Without the pictures, output the records below word for word.

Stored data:
——

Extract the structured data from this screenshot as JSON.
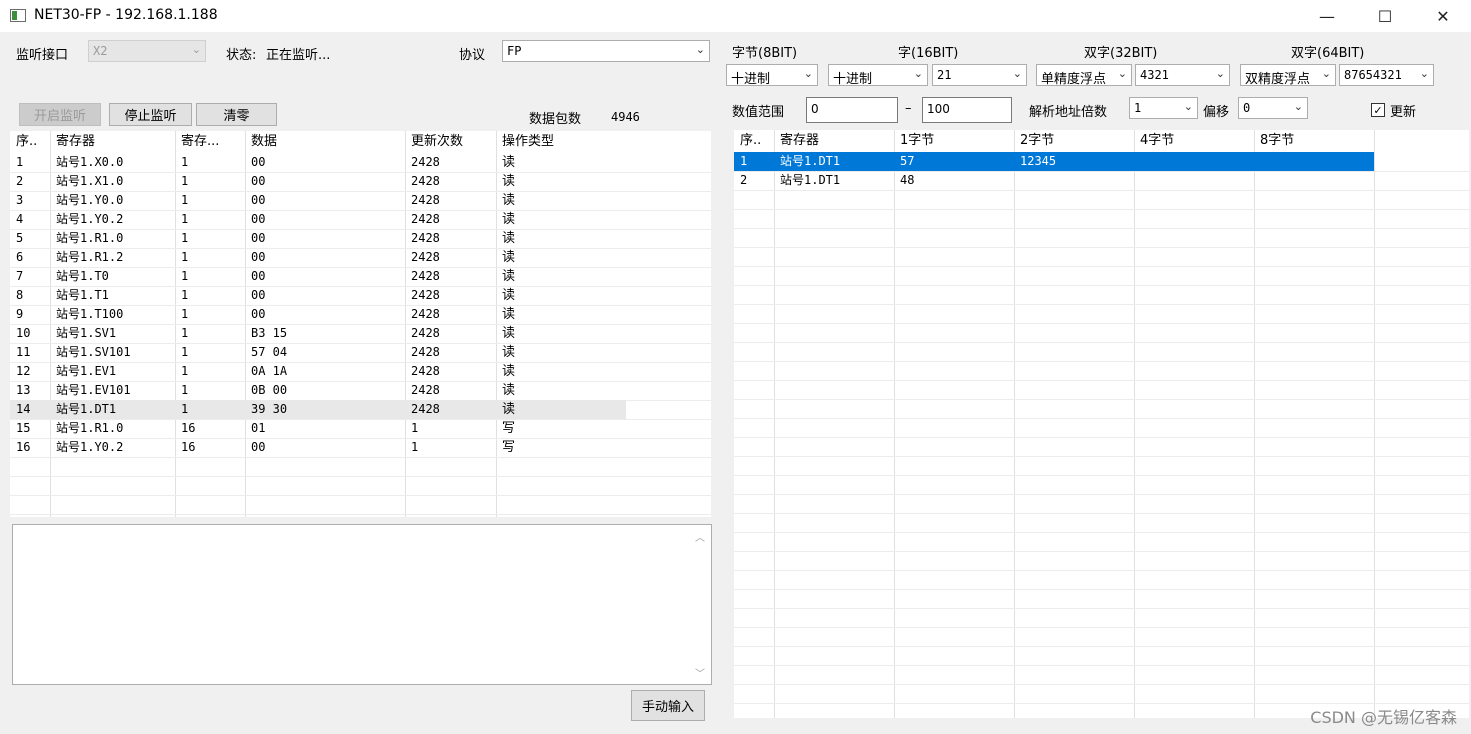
{
  "window": {
    "title": "NET30-FP - 192.168.1.188",
    "minimize_glyph": "—",
    "maximize_glyph": "☐",
    "close_glyph": "✕"
  },
  "left": {
    "port_label": "监听接口",
    "port_value": "X2",
    "status_label": "状态:",
    "status_value": "正在监听...",
    "protocol_label": "协议",
    "protocol_value": "FP",
    "start_button": "开启监听",
    "stop_button": "停止监听",
    "clear_button": "清零",
    "packet_count_label": "数据包数",
    "packet_count_value": "4946",
    "columns": [
      "序..",
      "寄存器",
      "寄存...",
      "数据",
      "更新次数",
      "操作类型"
    ],
    "rows": [
      [
        "1",
        "站号1.X0.0",
        "1",
        "00",
        "2428",
        "读"
      ],
      [
        "2",
        "站号1.X1.0",
        "1",
        "00",
        "2428",
        "读"
      ],
      [
        "3",
        "站号1.Y0.0",
        "1",
        "00",
        "2428",
        "读"
      ],
      [
        "4",
        "站号1.Y0.2",
        "1",
        "00",
        "2428",
        "读"
      ],
      [
        "5",
        "站号1.R1.0",
        "1",
        "00",
        "2428",
        "读"
      ],
      [
        "6",
        "站号1.R1.2",
        "1",
        "00",
        "2428",
        "读"
      ],
      [
        "7",
        "站号1.T0",
        "1",
        "00",
        "2428",
        "读"
      ],
      [
        "8",
        "站号1.T1",
        "1",
        "00",
        "2428",
        "读"
      ],
      [
        "9",
        "站号1.T100",
        "1",
        "00",
        "2428",
        "读"
      ],
      [
        "10",
        "站号1.SV1",
        "1",
        "B3 15",
        "2428",
        "读"
      ],
      [
        "11",
        "站号1.SV101",
        "1",
        "57 04",
        "2428",
        "读"
      ],
      [
        "12",
        "站号1.EV1",
        "1",
        "0A 1A",
        "2428",
        "读"
      ],
      [
        "13",
        "站号1.EV101",
        "1",
        "0B 00",
        "2428",
        "读"
      ],
      [
        "14",
        "站号1.DT1",
        "1",
        "39 30",
        "2428",
        "读"
      ],
      [
        "15",
        "站号1.R1.0",
        "16",
        "01",
        "1",
        "写"
      ],
      [
        "16",
        "站号1.Y0.2",
        "16",
        "00",
        "1",
        "写"
      ]
    ],
    "manual_input_button": "手动输入",
    "log_text": ""
  },
  "right": {
    "byte_label": "字节(8BIT)",
    "word_label": "字(16BIT)",
    "dword_label": "双字(32BIT)",
    "qword_label": "双字(64BIT)",
    "byte_format": "十进制",
    "word_format": "十进制",
    "word_order": "21",
    "dword_format": "单精度浮点",
    "dword_order": "4321",
    "qword_format": "双精度浮点",
    "qword_order": "87654321",
    "range_label": "数值范围",
    "range_min": "0",
    "range_sep": "–",
    "range_max": "100",
    "multiple_label": "解析地址倍数",
    "multiple_value": "1",
    "offset_label": "偏移",
    "offset_value": "0",
    "update_label": "更新",
    "update_checked": true,
    "columns": [
      "序..",
      "寄存器",
      "1字节",
      "2字节",
      "4字节",
      "8字节"
    ],
    "rows": [
      [
        "1",
        "站号1.DT1",
        "57",
        "12345",
        "",
        ""
      ],
      [
        "2",
        "站号1.DT1",
        "48",
        "",
        "",
        ""
      ]
    ]
  },
  "watermark": "CSDN @无锡亿客森"
}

——

Worked solution:
Extract the structured data from this screenshot as JSON.
{
  "window": {
    "title": "NET30-FP - 192.168.1.188",
    "minimize_glyph": "—",
    "maximize_glyph": "☐",
    "close_glyph": "✕"
  },
  "left": {
    "port_label": "监听接口",
    "port_value": "X2",
    "status_label": "状态:",
    "status_value": "正在监听...",
    "protocol_label": "协议",
    "protocol_value": "FP",
    "start_button": "开启监听",
    "stop_button": "停止监听",
    "clear_button": "清零",
    "packet_count_label": "数据包数",
    "packet_count_value": "4946",
    "columns": [
      "序..",
      "寄存器",
      "寄存...",
      "数据",
      "更新次数",
      "操作类型"
    ],
    "rows": [
      [
        "1",
        "站号1.X0.0",
        "1",
        "00",
        "2428",
        "读"
      ],
      [
        "2",
        "站号1.X1.0",
        "1",
        "00",
        "2428",
        "读"
      ],
      [
        "3",
        "站号1.Y0.0",
        "1",
        "00",
        "2428",
        "读"
      ],
      [
        "4",
        "站号1.Y0.2",
        "1",
        "00",
        "2428",
        "读"
      ],
      [
        "5",
        "站号1.R1.0",
        "1",
        "00",
        "2428",
        "读"
      ],
      [
        "6",
        "站号1.R1.2",
        "1",
        "00",
        "2428",
        "读"
      ],
      [
        "7",
        "站号1.T0",
        "1",
        "00",
        "2428",
        "读"
      ],
      [
        "8",
        "站号1.T1",
        "1",
        "00",
        "2428",
        "读"
      ],
      [
        "9",
        "站号1.T100",
        "1",
        "00",
        "2428",
        "读"
      ],
      [
        "10",
        "站号1.SV1",
        "1",
        "B3 15",
        "2428",
        "读"
      ],
      [
        "11",
        "站号1.SV101",
        "1",
        "57 04",
        "2428",
        "读"
      ],
      [
        "12",
        "站号1.EV1",
        "1",
        "0A 1A",
        "2428",
        "读"
      ],
      [
        "13",
        "站号1.EV101",
        "1",
        "0B 00",
        "2428",
        "读"
      ],
      [
        "14",
        "站号1.DT1",
        "1",
        "39 30",
        "2428",
        "读"
      ],
      [
        "15",
        "站号1.R1.0",
        "16",
        "01",
        "1",
        "写"
      ],
      [
        "16",
        "站号1.Y0.2",
        "16",
        "00",
        "1",
        "写"
      ]
    ],
    "manual_input_button": "手动输入",
    "log_text": ""
  },
  "right": {
    "byte_label": "字节(8BIT)",
    "word_label": "字(16BIT)",
    "dword_label": "双字(32BIT)",
    "qword_label": "双字(64BIT)",
    "byte_format": "十进制",
    "word_format": "十进制",
    "word_order": "21",
    "dword_format": "单精度浮点",
    "dword_order": "4321",
    "qword_format": "双精度浮点",
    "qword_order": "87654321",
    "range_label": "数值范围",
    "range_min": "0",
    "range_sep": "–",
    "range_max": "100",
    "multiple_label": "解析地址倍数",
    "multiple_value": "1",
    "offset_label": "偏移",
    "offset_value": "0",
    "update_label": "更新",
    "update_checked": true,
    "columns": [
      "序..",
      "寄存器",
      "1字节",
      "2字节",
      "4字节",
      "8字节"
    ],
    "rows": [
      [
        "1",
        "站号1.DT1",
        "57",
        "12345",
        "",
        ""
      ],
      [
        "2",
        "站号1.DT1",
        "48",
        "",
        "",
        ""
      ]
    ]
  },
  "watermark": "CSDN @无锡亿客森"
}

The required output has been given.